Supplied records
--*--

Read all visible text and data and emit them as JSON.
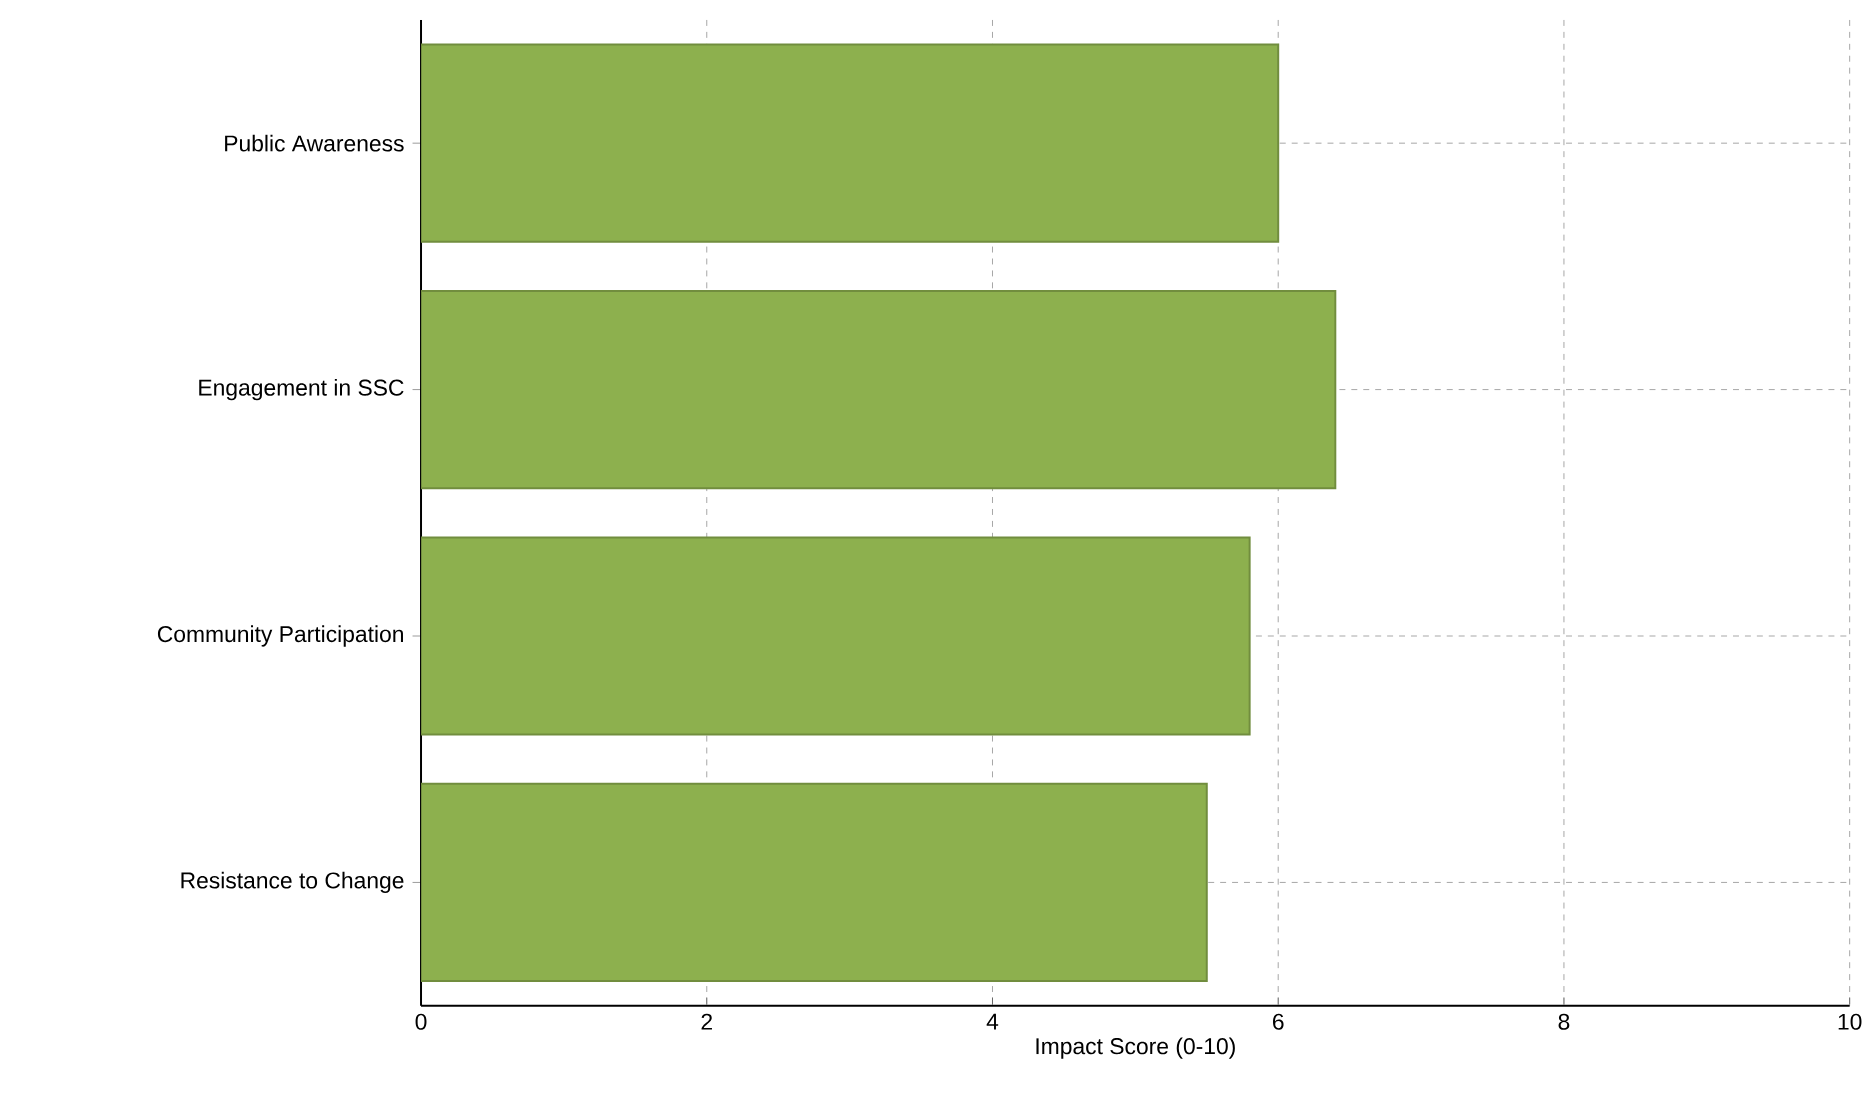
{
  "chart_data": {
    "type": "bar",
    "orientation": "horizontal",
    "xlabel": "Impact Score (0-10)",
    "categories": [
      "Public Awareness",
      "Engagement in SSC",
      "Community Participation",
      "Resistance to Change"
    ],
    "values": [
      6.0,
      6.4,
      5.8,
      5.5
    ],
    "color": "#8db04e",
    "xlim": [
      0,
      10
    ],
    "xticks": [
      0,
      2,
      4,
      6,
      8,
      10
    ],
    "grid": true
  }
}
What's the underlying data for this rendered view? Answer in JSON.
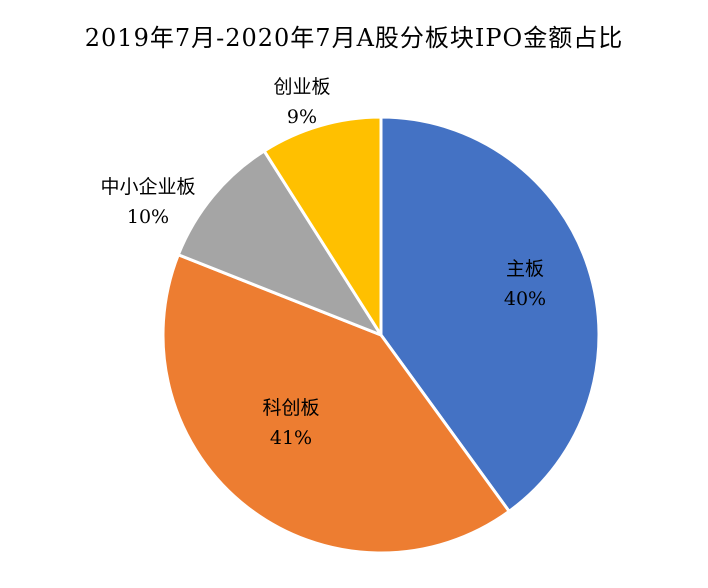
{
  "chart_data": {
    "type": "pie",
    "title": "2019年7月-2020年7月A股分板块IPO金额占比",
    "slices": [
      {
        "name": "主板",
        "value": 40,
        "label": "40%",
        "color": "#4472C4"
      },
      {
        "name": "科创板",
        "value": 41,
        "label": "41%",
        "color": "#ED7D31"
      },
      {
        "name": "中小企业板",
        "value": 10,
        "label": "10%",
        "color": "#A5A5A5"
      },
      {
        "name": "创业板",
        "value": 9,
        "label": "9%",
        "color": "#FFC000"
      }
    ],
    "start_at": "12 o'clock",
    "direction": "clockwise",
    "legend": "none"
  }
}
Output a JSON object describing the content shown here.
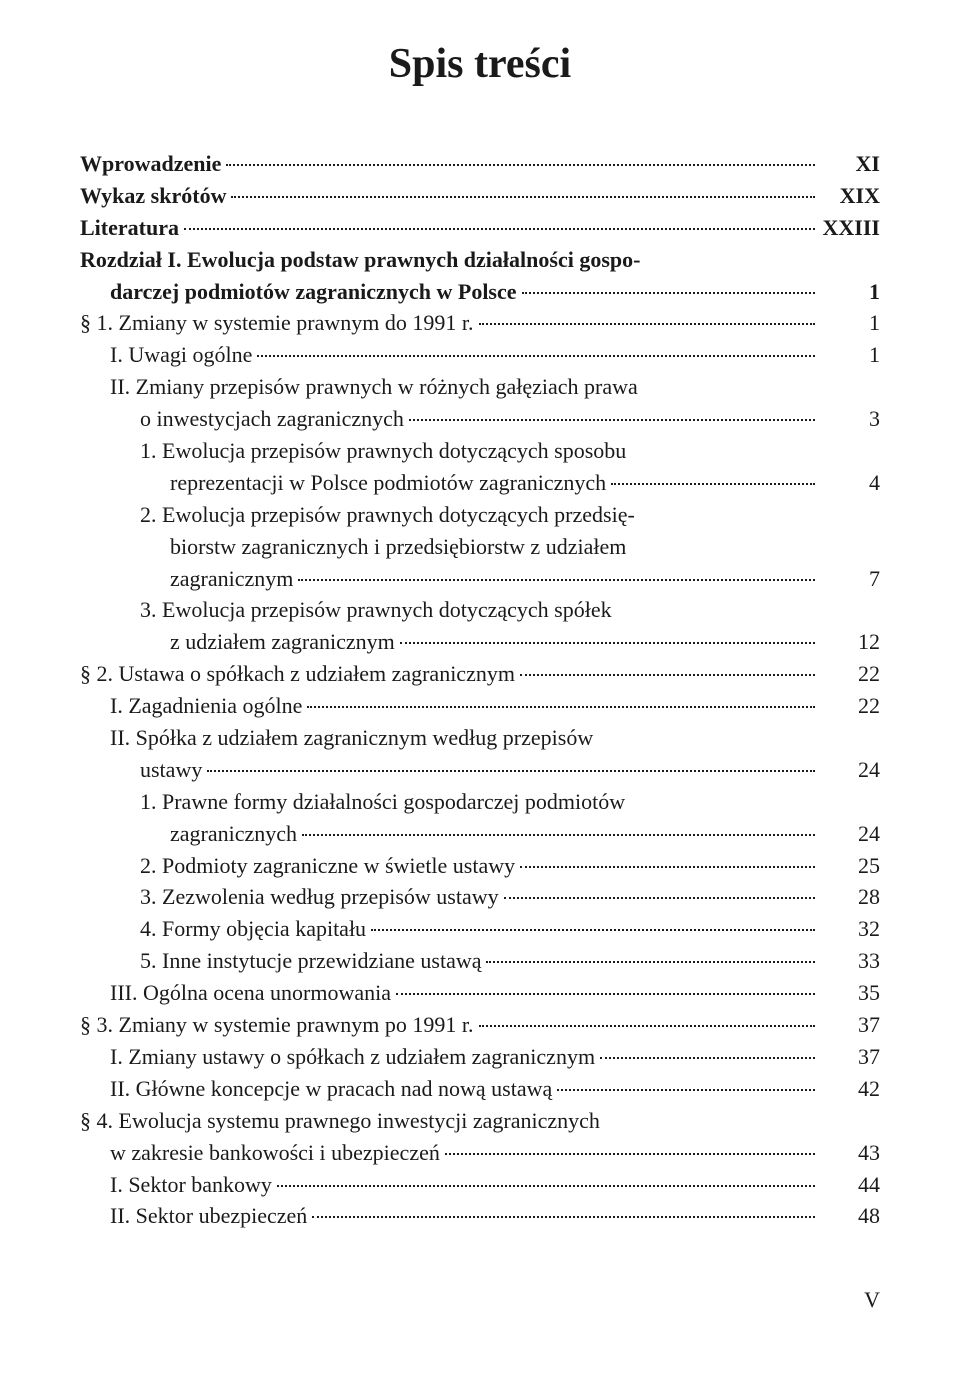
{
  "title": "Spis treści",
  "footer": "V",
  "colors": {
    "text": "#1a1a1a",
    "background": "#ffffff",
    "leader": "#1a1a1a"
  },
  "typography": {
    "title_fontsize": 42,
    "body_fontsize": 22,
    "line_height": 1.45,
    "font_family": "Georgia, Times New Roman, serif"
  },
  "entries": [
    {
      "text": "Wprowadzenie",
      "page": "XI",
      "indent": 0,
      "bold": true
    },
    {
      "text": "Wykaz skrótów",
      "page": "XIX",
      "indent": 0,
      "bold": true
    },
    {
      "text": "Literatura",
      "page": "XXIII",
      "indent": 0,
      "bold": true
    },
    {
      "text_lines": [
        "Rozdział I. Ewolucja podstaw prawnych działalności gospo-",
        "darczej podmiotów zagranicznych w Polsce"
      ],
      "page": "1",
      "indent": 0,
      "bold": true,
      "cont_indent": 1
    },
    {
      "text": "§ 1. Zmiany w systemie prawnym do 1991 r. ",
      "page": "1",
      "indent": 0
    },
    {
      "text": "I. Uwagi ogólne",
      "page": "1",
      "indent": 1
    },
    {
      "text_lines": [
        "II. Zmiany przepisów prawnych w różnych gałęziach prawa",
        "o inwestycjach zagranicznych"
      ],
      "page": "3",
      "indent": 1,
      "cont_indent": 2
    },
    {
      "text_lines": [
        "1. Ewolucja przepisów prawnych dotyczących sposobu",
        "reprezentacji w Polsce podmiotów zagranicznych"
      ],
      "page": "4",
      "indent": 2,
      "cont_indent": 3
    },
    {
      "text_lines": [
        "2. Ewolucja przepisów prawnych dotyczących przedsię-",
        "biorstw zagranicznych i przedsiębiorstw z udziałem",
        "zagranicznym"
      ],
      "page": "7",
      "indent": 2,
      "cont_indent": 3
    },
    {
      "text_lines": [
        "3. Ewolucja przepisów prawnych dotyczących spółek",
        "z udziałem zagranicznym"
      ],
      "page": "12",
      "indent": 2,
      "cont_indent": 3
    },
    {
      "text": "§ 2. Ustawa o spółkach z udziałem zagranicznym",
      "page": "22",
      "indent": 0
    },
    {
      "text": "I. Zagadnienia ogólne",
      "page": "22",
      "indent": 1
    },
    {
      "text_lines": [
        "II. Spółka z udziałem zagranicznym według przepisów",
        "ustawy"
      ],
      "page": "24",
      "indent": 1,
      "cont_indent": 2
    },
    {
      "text_lines": [
        "1. Prawne formy działalności gospodarczej podmiotów",
        "zagranicznych"
      ],
      "page": "24",
      "indent": 2,
      "cont_indent": 3
    },
    {
      "text": "2. Podmioty zagraniczne w świetle ustawy",
      "page": "25",
      "indent": 2
    },
    {
      "text": "3. Zezwolenia według przepisów ustawy",
      "page": "28",
      "indent": 2
    },
    {
      "text": "4. Formy objęcia kapitału",
      "page": "32",
      "indent": 2
    },
    {
      "text": "5. Inne instytucje przewidziane ustawą",
      "page": "33",
      "indent": 2
    },
    {
      "text": "III. Ogólna ocena unormowania",
      "page": "35",
      "indent": 1
    },
    {
      "text": "§ 3. Zmiany w systemie prawnym po 1991 r. ",
      "page": "37",
      "indent": 0
    },
    {
      "text": "I. Zmiany ustawy o spółkach z udziałem zagranicznym",
      "page": "37",
      "indent": 1
    },
    {
      "text": "II. Główne koncepcje w pracach nad nową ustawą",
      "page": "42",
      "indent": 1
    },
    {
      "text_lines": [
        "§ 4. Ewolucja systemu prawnego inwestycji zagranicznych",
        "w zakresie bankowości i ubezpieczeń"
      ],
      "page": "43",
      "indent": 0,
      "cont_indent": 1
    },
    {
      "text": "I. Sektor bankowy",
      "page": "44",
      "indent": 1
    },
    {
      "text": "II. Sektor ubezpieczeń",
      "page": "48",
      "indent": 1
    }
  ]
}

--*--

Aim
Your task is to return the entries above exactly, with no pictures.

Output for this exercise
Read all visible text and data and emit them as JSON.
{
  "chart_data": {
    "type": "bar",
    "orientation": "horizontal",
    "xlabel": "Impact Score (0-10)",
    "categories": [
      "Public Awareness",
      "Engagement in SSC",
      "Community Participation",
      "Resistance to Change"
    ],
    "values": [
      6.0,
      6.4,
      5.8,
      5.5
    ],
    "color": "#8db04e",
    "xlim": [
      0,
      10
    ],
    "xticks": [
      0,
      2,
      4,
      6,
      8,
      10
    ],
    "grid": true
  }
}
What's the underlying data for this rendered view? Answer in JSON.
{
  "chart_data": {
    "type": "pie",
    "title": "2019年7月-2020年7月A股分板块IPO金额占比",
    "slices": [
      {
        "name": "主板",
        "value": 40,
        "label": "40%",
        "color": "#4472C4"
      },
      {
        "name": "科创板",
        "value": 41,
        "label": "41%",
        "color": "#ED7D31"
      },
      {
        "name": "中小企业板",
        "value": 10,
        "label": "10%",
        "color": "#A5A5A5"
      },
      {
        "name": "创业板",
        "value": 9,
        "label": "9%",
        "color": "#FFC000"
      }
    ],
    "start_at": "12 o'clock",
    "direction": "clockwise",
    "legend": "none"
  }
}
Output a JSON object describing the content shown here.
{
  "title": "Spis treści",
  "footer": "V",
  "colors": {
    "text": "#1a1a1a",
    "background": "#ffffff",
    "leader": "#1a1a1a"
  },
  "typography": {
    "title_fontsize": 42,
    "body_fontsize": 22,
    "line_height": 1.45,
    "font_family": "Georgia, Times New Roman, serif"
  },
  "entries": [
    {
      "text": "Wprowadzenie",
      "page": "XI",
      "indent": 0,
      "bold": true
    },
    {
      "text": "Wykaz skrótów",
      "page": "XIX",
      "indent": 0,
      "bold": true
    },
    {
      "text": "Literatura",
      "page": "XXIII",
      "indent": 0,
      "bold": true
    },
    {
      "text_lines": [
        "Rozdział I. Ewolucja podstaw prawnych działalności gospo-",
        "darczej podmiotów zagranicznych w Polsce"
      ],
      "page": "1",
      "indent": 0,
      "bold": true,
      "cont_indent": 1
    },
    {
      "text": "§ 1. Zmiany w systemie prawnym do 1991 r. ",
      "page": "1",
      "indent": 0
    },
    {
      "text": "I. Uwagi ogólne",
      "page": "1",
      "indent": 1
    },
    {
      "text_lines": [
        "II. Zmiany przepisów prawnych w różnych gałęziach prawa",
        "o inwestycjach zagranicznych"
      ],
      "page": "3",
      "indent": 1,
      "cont_indent": 2
    },
    {
      "text_lines": [
        "1. Ewolucja przepisów prawnych dotyczących sposobu",
        "reprezentacji w Polsce podmiotów zagranicznych"
      ],
      "page": "4",
      "indent": 2,
      "cont_indent": 3
    },
    {
      "text_lines": [
        "2. Ewolucja przepisów prawnych dotyczących przedsię-",
        "biorstw zagranicznych i przedsiębiorstw z udziałem",
        "zagranicznym"
      ],
      "page": "7",
      "indent": 2,
      "cont_indent": 3
    },
    {
      "text_lines": [
        "3. Ewolucja przepisów prawnych dotyczących spółek",
        "z udziałem zagranicznym"
      ],
      "page": "12",
      "indent": 2,
      "cont_indent": 3
    },
    {
      "text": "§ 2. Ustawa o spółkach z udziałem zagranicznym",
      "page": "22",
      "indent": 0
    },
    {
      "text": "I. Zagadnienia ogólne",
      "page": "22",
      "indent": 1
    },
    {
      "text_lines": [
        "II. Spółka z udziałem zagranicznym według przepisów",
        "ustawy"
      ],
      "page": "24",
      "indent": 1,
      "cont_indent": 2
    },
    {
      "text_lines": [
        "1. Prawne formy działalności gospodarczej podmiotów",
        "zagranicznych"
      ],
      "page": "24",
      "indent": 2,
      "cont_indent": 3
    },
    {
      "text": "2. Podmioty zagraniczne w świetle ustawy",
      "page": "25",
      "indent": 2
    },
    {
      "text": "3. Zezwolenia według przepisów ustawy",
      "page": "28",
      "indent": 2
    },
    {
      "text": "4. Formy objęcia kapitału",
      "page": "32",
      "indent": 2
    },
    {
      "text": "5. Inne instytucje przewidziane ustawą",
      "page": "33",
      "indent": 2
    },
    {
      "text": "III. Ogólna ocena unormowania",
      "page": "35",
      "indent": 1
    },
    {
      "text": "§ 3. Zmiany w systemie prawnym po 1991 r. ",
      "page": "37",
      "indent": 0
    },
    {
      "text": "I. Zmiany ustawy o spółkach z udziałem zagranicznym",
      "page": "37",
      "indent": 1
    },
    {
      "text": "II. Główne koncepcje w pracach nad nową ustawą",
      "page": "42",
      "indent": 1
    },
    {
      "text_lines": [
        "§ 4. Ewolucja systemu prawnego inwestycji zagranicznych",
        "w zakresie bankowości i ubezpieczeń"
      ],
      "page": "43",
      "indent": 0,
      "cont_indent": 1
    },
    {
      "text": "I. Sektor bankowy",
      "page": "44",
      "indent": 1
    },
    {
      "text": "II. Sektor ubezpieczeń",
      "page": "48",
      "indent": 1
    }
  ]
}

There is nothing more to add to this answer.